--- begin Material provided ---

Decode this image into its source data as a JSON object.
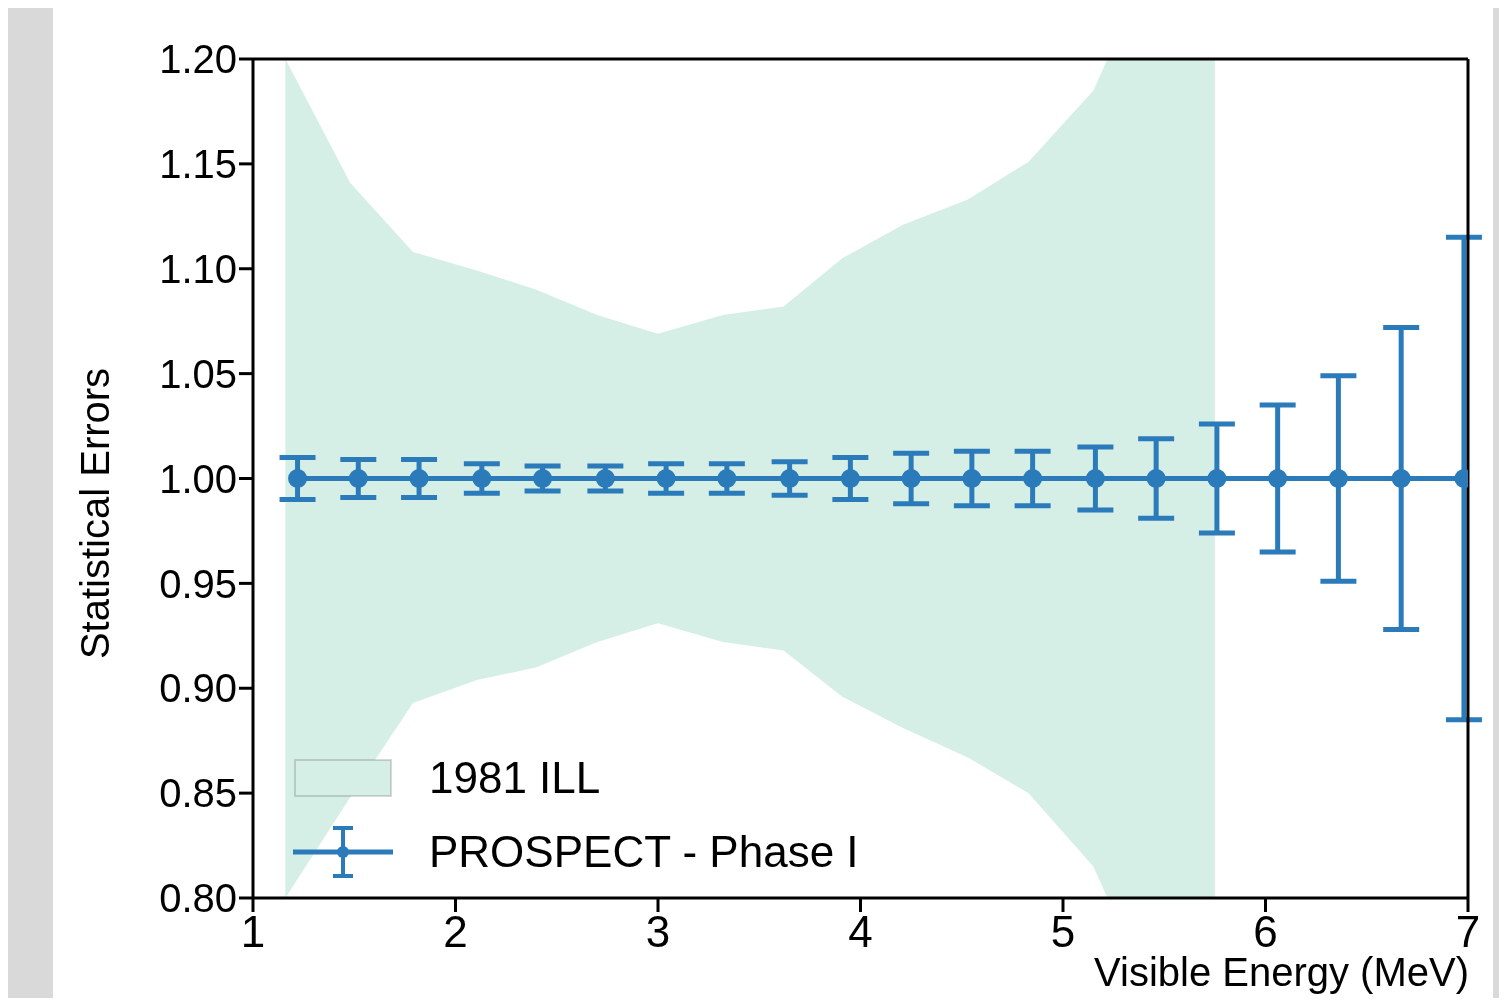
{
  "chart_data": {
    "type": "line",
    "xlabel": "Visible Energy (MeV)",
    "ylabel": "Statistical Errors",
    "xlim": [
      1,
      7
    ],
    "xticks": [
      1,
      2,
      3,
      4,
      5,
      6,
      7
    ],
    "ylim": [
      0.8,
      1.2
    ],
    "yticks": [
      {
        "value": 0.8,
        "label": "0.80"
      },
      {
        "value": 0.85,
        "label": "0.85"
      },
      {
        "value": 0.9,
        "label": "0.90"
      },
      {
        "value": 0.95,
        "label": "0.95"
      },
      {
        "value": 1.0,
        "label": "1.00"
      },
      {
        "value": 1.05,
        "label": "1.05"
      },
      {
        "value": 1.1,
        "label": "1.10"
      },
      {
        "value": 1.15,
        "label": "1.15"
      },
      {
        "value": 1.2,
        "label": "1.20"
      }
    ],
    "grid": false,
    "legend": "bottom left",
    "series": [
      {
        "name": "1981 ILL",
        "type": "area",
        "color": "#d5efe7",
        "x": [
          1.16,
          1.48,
          1.79,
          2.11,
          2.4,
          2.7,
          3.0,
          3.32,
          3.62,
          3.91,
          4.21,
          4.53,
          4.83,
          5.15,
          5.22,
          5.75
        ],
        "values": [
          null,
          null,
          null,
          null,
          null,
          null,
          null,
          null,
          null,
          null,
          null,
          null,
          null,
          null,
          null,
          null
        ],
        "lower": [
          0.8,
          0.848,
          0.893,
          0.904,
          0.91,
          0.922,
          0.931,
          0.922,
          0.918,
          0.896,
          0.881,
          0.867,
          0.85,
          0.815,
          0.8,
          0.8
        ],
        "upper": [
          1.2,
          1.141,
          1.108,
          1.099,
          1.09,
          1.078,
          1.069,
          1.078,
          1.082,
          1.105,
          1.121,
          1.133,
          1.151,
          1.185,
          1.2,
          1.2
        ]
      },
      {
        "name": "PROSPECT - Phase I",
        "color": "#2b7bba",
        "marker": "circle",
        "x": [
          1.22,
          1.52,
          1.82,
          2.13,
          2.43,
          2.74,
          3.04,
          3.34,
          3.65,
          3.95,
          4.25,
          4.55,
          4.85,
          5.16,
          5.46,
          5.76,
          6.06,
          6.36,
          6.67,
          6.98
        ],
        "values": [
          1,
          1,
          1,
          1,
          1,
          1,
          1,
          1,
          1,
          1,
          1,
          1,
          1,
          1,
          1,
          1,
          1,
          1,
          1,
          1
        ],
        "errors": [
          0.01,
          0.009,
          0.009,
          0.007,
          0.006,
          0.006,
          0.007,
          0.007,
          0.008,
          0.01,
          0.012,
          0.013,
          0.013,
          0.015,
          0.019,
          0.026,
          0.035,
          0.049,
          0.072,
          0.115
        ]
      }
    ]
  }
}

--- end Material provided ---

> **Written instruction**: Write out all the records again, exactly, minus any pictures.

> **Task output**:
Decode this image into its source data as a JSON object.
{
  "chart_data": {
    "type": "line",
    "xlabel": "Visible Energy (MeV)",
    "ylabel": "Statistical Errors",
    "xlim": [
      1,
      7
    ],
    "xticks": [
      1,
      2,
      3,
      4,
      5,
      6,
      7
    ],
    "ylim": [
      0.8,
      1.2
    ],
    "yticks": [
      {
        "value": 0.8,
        "label": "0.80"
      },
      {
        "value": 0.85,
        "label": "0.85"
      },
      {
        "value": 0.9,
        "label": "0.90"
      },
      {
        "value": 0.95,
        "label": "0.95"
      },
      {
        "value": 1.0,
        "label": "1.00"
      },
      {
        "value": 1.05,
        "label": "1.05"
      },
      {
        "value": 1.1,
        "label": "1.10"
      },
      {
        "value": 1.15,
        "label": "1.15"
      },
      {
        "value": 1.2,
        "label": "1.20"
      }
    ],
    "grid": false,
    "legend": "bottom left",
    "series": [
      {
        "name": "1981 ILL",
        "type": "area",
        "color": "#d5efe7",
        "x": [
          1.16,
          1.48,
          1.79,
          2.11,
          2.4,
          2.7,
          3.0,
          3.32,
          3.62,
          3.91,
          4.21,
          4.53,
          4.83,
          5.15,
          5.22,
          5.75
        ],
        "values": [
          null,
          null,
          null,
          null,
          null,
          null,
          null,
          null,
          null,
          null,
          null,
          null,
          null,
          null,
          null,
          null
        ],
        "lower": [
          0.8,
          0.848,
          0.893,
          0.904,
          0.91,
          0.922,
          0.931,
          0.922,
          0.918,
          0.896,
          0.881,
          0.867,
          0.85,
          0.815,
          0.8,
          0.8
        ],
        "upper": [
          1.2,
          1.141,
          1.108,
          1.099,
          1.09,
          1.078,
          1.069,
          1.078,
          1.082,
          1.105,
          1.121,
          1.133,
          1.151,
          1.185,
          1.2,
          1.2
        ]
      },
      {
        "name": "PROSPECT - Phase I",
        "color": "#2b7bba",
        "marker": "circle",
        "x": [
          1.22,
          1.52,
          1.82,
          2.13,
          2.43,
          2.74,
          3.04,
          3.34,
          3.65,
          3.95,
          4.25,
          4.55,
          4.85,
          5.16,
          5.46,
          5.76,
          6.06,
          6.36,
          6.67,
          6.98
        ],
        "values": [
          1,
          1,
          1,
          1,
          1,
          1,
          1,
          1,
          1,
          1,
          1,
          1,
          1,
          1,
          1,
          1,
          1,
          1,
          1,
          1
        ],
        "errors": [
          0.01,
          0.009,
          0.009,
          0.007,
          0.006,
          0.006,
          0.007,
          0.007,
          0.008,
          0.01,
          0.012,
          0.013,
          0.013,
          0.015,
          0.019,
          0.026,
          0.035,
          0.049,
          0.072,
          0.115
        ]
      }
    ]
  }
}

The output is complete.